Exercise:
Go through the data below and gather each line containing "JSON".

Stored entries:
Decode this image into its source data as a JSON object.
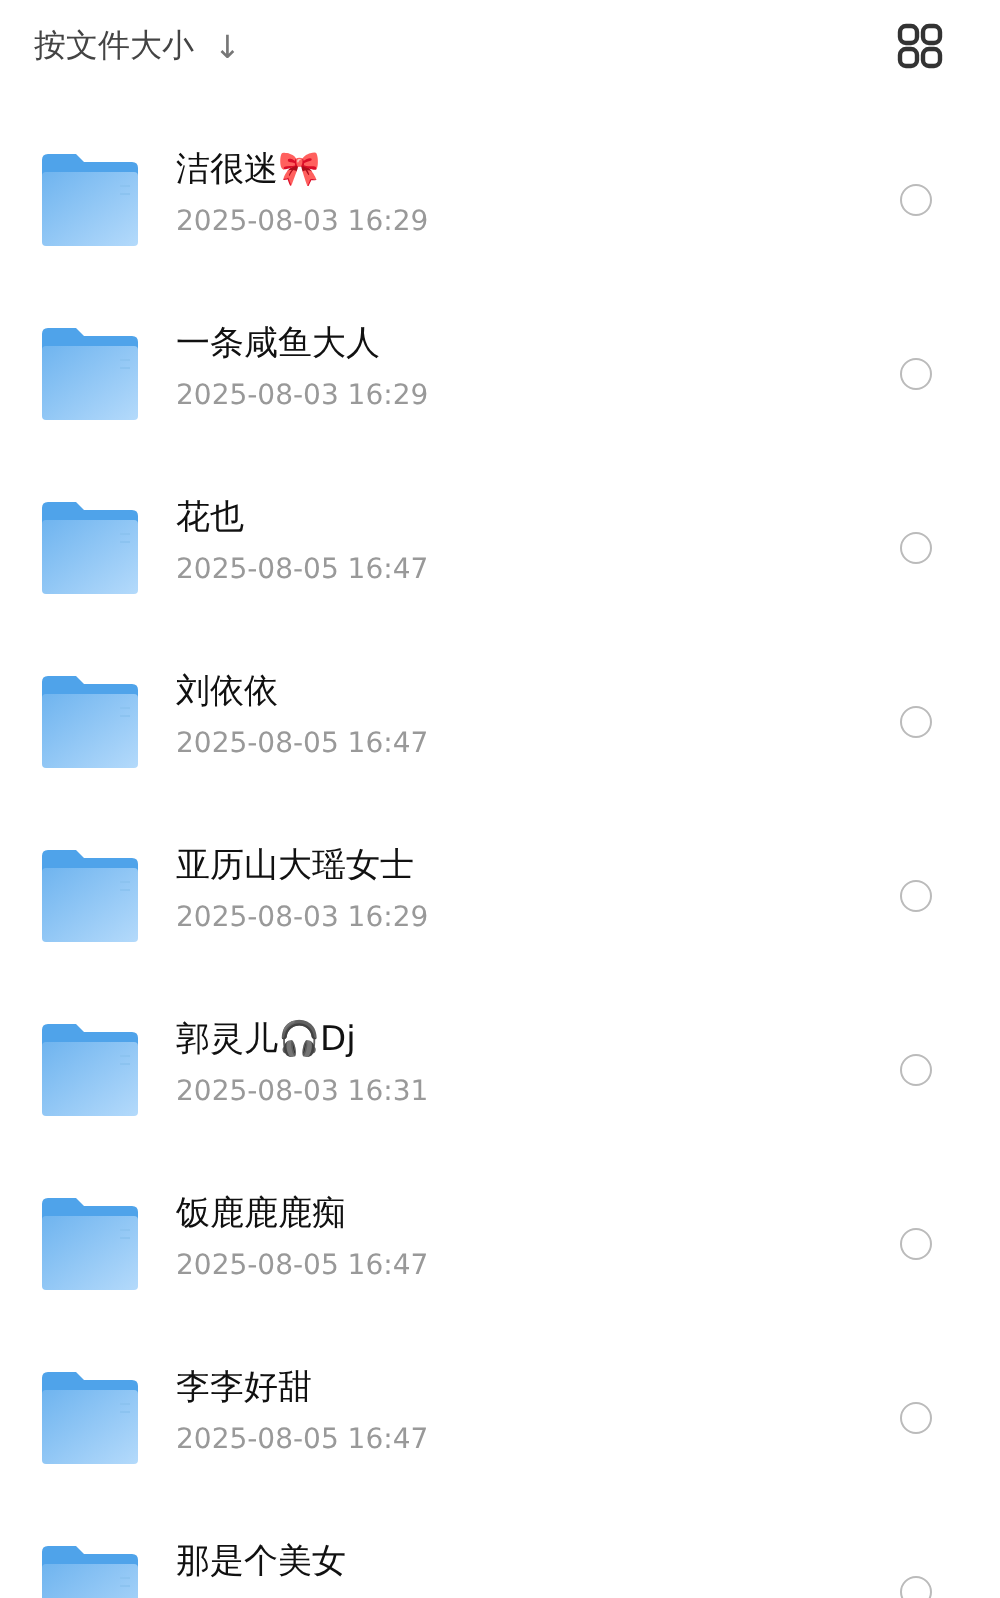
{
  "sort": {
    "label": "按文件大小",
    "arrow": "↓"
  },
  "items": [
    {
      "name": "洁很迷🎀",
      "date": "2025-08-03 16:29",
      "selected": false
    },
    {
      "name": "一条咸鱼大人",
      "date": "2025-08-03 16:29",
      "selected": false
    },
    {
      "name": "花也",
      "date": "2025-08-05 16:47",
      "selected": false
    },
    {
      "name": "刘依依",
      "date": "2025-08-05 16:47",
      "selected": false
    },
    {
      "name": "亚历山大瑶女士",
      "date": "2025-08-03 16:29",
      "selected": false
    },
    {
      "name": "郭灵儿🎧Dj",
      "date": "2025-08-03 16:31",
      "selected": false
    },
    {
      "name": "饭鹿鹿鹿痴",
      "date": "2025-08-05 16:47",
      "selected": false
    },
    {
      "name": "李李好甜",
      "date": "2025-08-05 16:47",
      "selected": false
    },
    {
      "name": "那是个美女",
      "selected": false
    }
  ]
}
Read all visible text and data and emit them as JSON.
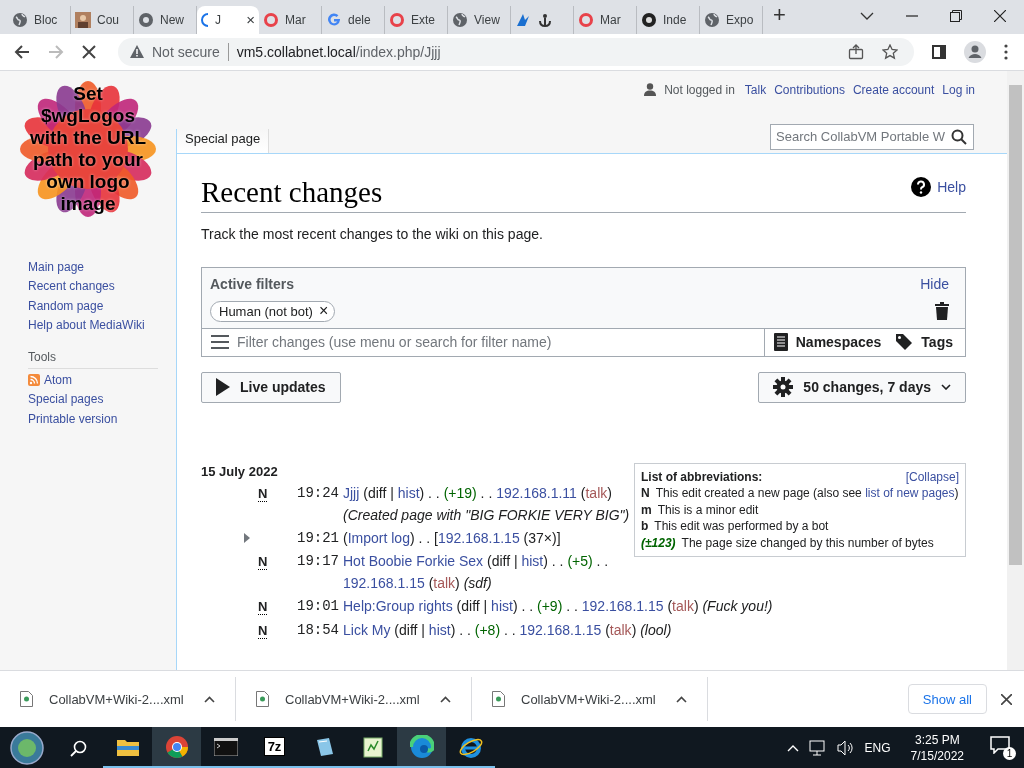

Answer for the task:
Decode this image into its source data as a JSON object.
Read all visible text and data and emit them as JSON.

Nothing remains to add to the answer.